**Written request**.
Count every line in the following entries where the word "test" appears. Give the count alone.

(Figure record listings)
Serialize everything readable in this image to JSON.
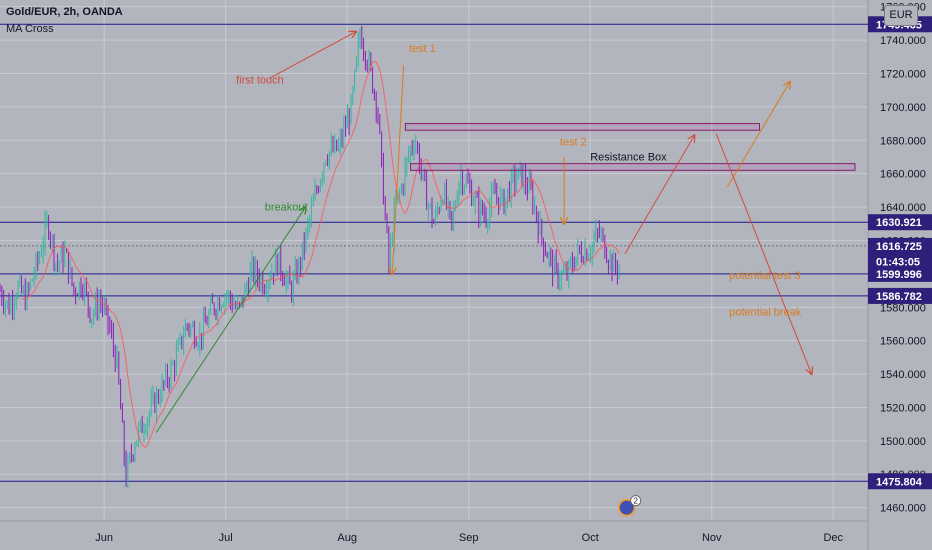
{
  "header": {
    "title": "Gold/EUR, 2h, OANDA",
    "indicator": "MA Cross",
    "currency": "EUR"
  },
  "colors": {
    "background": "#b2b5be",
    "grid": "#c8cad1",
    "level_line": "#1a1a8c",
    "up_candle": "#2fb8a0",
    "down_candle": "#8c1dbb",
    "ma": "#ff5252",
    "label_bg": "#2e1f7a",
    "annot_red": "#d14a3c",
    "annot_orange": "#d97b1c",
    "annot_green": "#2f8a2f"
  },
  "chart_data": {
    "type": "candlestick",
    "title": "Gold/EUR, 2h, OANDA",
    "indicator": "MA Cross",
    "ylim": [
      1452,
      1764
    ],
    "x_ticks": [
      "Jun",
      "Jul",
      "Aug",
      "Sep",
      "Oct",
      "Nov",
      "Dec"
    ],
    "y_ticks": [
      1460,
      1480,
      1500,
      1520,
      1540,
      1560,
      1580,
      1600,
      1620,
      1640,
      1660,
      1680,
      1700,
      1720,
      1740,
      1760
    ],
    "x_tick_positions": [
      0.12,
      0.26,
      0.4,
      0.54,
      0.68,
      0.82,
      0.96
    ],
    "price_path": [
      [
        0.0,
        1590
      ],
      [
        0.01,
        1580
      ],
      [
        0.02,
        1592
      ],
      [
        0.03,
        1585
      ],
      [
        0.045,
        1610
      ],
      [
        0.055,
        1632
      ],
      [
        0.065,
        1605
      ],
      [
        0.075,
        1612
      ],
      [
        0.085,
        1590
      ],
      [
        0.095,
        1595
      ],
      [
        0.105,
        1575
      ],
      [
        0.115,
        1585
      ],
      [
        0.125,
        1570
      ],
      [
        0.135,
        1545
      ],
      [
        0.145,
        1478
      ],
      [
        0.155,
        1500
      ],
      [
        0.165,
        1510
      ],
      [
        0.18,
        1525
      ],
      [
        0.2,
        1545
      ],
      [
        0.215,
        1570
      ],
      [
        0.23,
        1562
      ],
      [
        0.245,
        1580
      ],
      [
        0.26,
        1588
      ],
      [
        0.275,
        1578
      ],
      [
        0.29,
        1602
      ],
      [
        0.305,
        1595
      ],
      [
        0.32,
        1608
      ],
      [
        0.335,
        1590
      ],
      [
        0.345,
        1605
      ],
      [
        0.36,
        1640
      ],
      [
        0.375,
        1672
      ],
      [
        0.39,
        1675
      ],
      [
        0.405,
        1700
      ],
      [
        0.415,
        1745
      ],
      [
        0.425,
        1725
      ],
      [
        0.435,
        1700
      ],
      [
        0.44,
        1660
      ],
      [
        0.448,
        1605
      ],
      [
        0.455,
        1640
      ],
      [
        0.462,
        1650
      ],
      [
        0.47,
        1670
      ],
      [
        0.478,
        1682
      ],
      [
        0.49,
        1648
      ],
      [
        0.5,
        1630
      ],
      [
        0.51,
        1650
      ],
      [
        0.52,
        1628
      ],
      [
        0.53,
        1660
      ],
      [
        0.54,
        1652
      ],
      [
        0.55,
        1640
      ],
      [
        0.56,
        1635
      ],
      [
        0.57,
        1648
      ],
      [
        0.58,
        1642
      ],
      [
        0.59,
        1655
      ],
      [
        0.6,
        1660
      ],
      [
        0.612,
        1648
      ],
      [
        0.625,
        1620
      ],
      [
        0.632,
        1610
      ],
      [
        0.64,
        1600
      ],
      [
        0.652,
        1598
      ],
      [
        0.665,
        1612
      ],
      [
        0.68,
        1615
      ],
      [
        0.69,
        1625
      ],
      [
        0.7,
        1612
      ],
      [
        0.708,
        1603
      ],
      [
        0.715,
        1606
      ]
    ],
    "horizontal_levels": [
      1749.465,
      1630.921,
      1616.725,
      1599.996,
      1586.782,
      1475.804
    ],
    "price_labels": [
      {
        "value": 1749.465,
        "text": "1749.465"
      },
      {
        "value": 1630.921,
        "text": "1630.921"
      },
      {
        "value": 1616.725,
        "text": "1616.725"
      },
      {
        "value": 1607.5,
        "text": "01:43:05"
      },
      {
        "value": 1599.996,
        "text": "1599.996"
      },
      {
        "value": 1586.782,
        "text": "1586.782"
      },
      {
        "value": 1475.804,
        "text": "1475.804"
      }
    ],
    "current_price": 1616.725,
    "countdown": "01:43:05",
    "boxes": [
      {
        "x0": 0.467,
        "x1": 0.875,
        "y0": 1690,
        "y1": 1686
      },
      {
        "x0": 0.473,
        "x1": 0.985,
        "y0": 1662,
        "y1": 1666
      }
    ],
    "annotations": [
      {
        "text": "first touch",
        "x": 0.272,
        "y": 1714,
        "color": "annot_red"
      },
      {
        "text": "test 1",
        "x": 0.471,
        "y": 1733,
        "color": "annot_orange"
      },
      {
        "text": "test 2",
        "x": 0.645,
        "y": 1677,
        "color": "annot_orange"
      },
      {
        "text": "Resistance Box",
        "x": 0.68,
        "y": 1668,
        "color": "dark"
      },
      {
        "text": "breakout",
        "x": 0.305,
        "y": 1638,
        "color": "annot_green"
      },
      {
        "text": "potential test 3",
        "x": 0.84,
        "y": 1597,
        "color": "annot_orange"
      },
      {
        "text": "potential break",
        "x": 0.84,
        "y": 1575,
        "color": "annot_orange"
      }
    ],
    "arrows": [
      {
        "x0": 0.31,
        "y0": 1717,
        "x1": 0.41,
        "y1": 1745,
        "color": "annot_red"
      },
      {
        "x0": 0.465,
        "y0": 1725,
        "x1": 0.452,
        "y1": 1600,
        "color": "annot_orange"
      },
      {
        "x0": 0.65,
        "y0": 1670,
        "x1": 0.65,
        "y1": 1630,
        "color": "annot_orange"
      },
      {
        "x0": 0.18,
        "y0": 1505,
        "x1": 0.352,
        "y1": 1640,
        "color": "annot_green"
      },
      {
        "x0": 0.72,
        "y0": 1612,
        "x1": 0.8,
        "y1": 1683,
        "color": "annot_red"
      },
      {
        "x0": 0.838,
        "y0": 1652,
        "x1": 0.91,
        "y1": 1715,
        "color": "annot_orange"
      },
      {
        "x0": 0.825,
        "y0": 1684,
        "x1": 0.935,
        "y1": 1540,
        "color": "annot_red"
      }
    ],
    "event_badge": {
      "x": 0.722,
      "y": 1460,
      "count": "2"
    }
  }
}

**Output for this exercise**.
3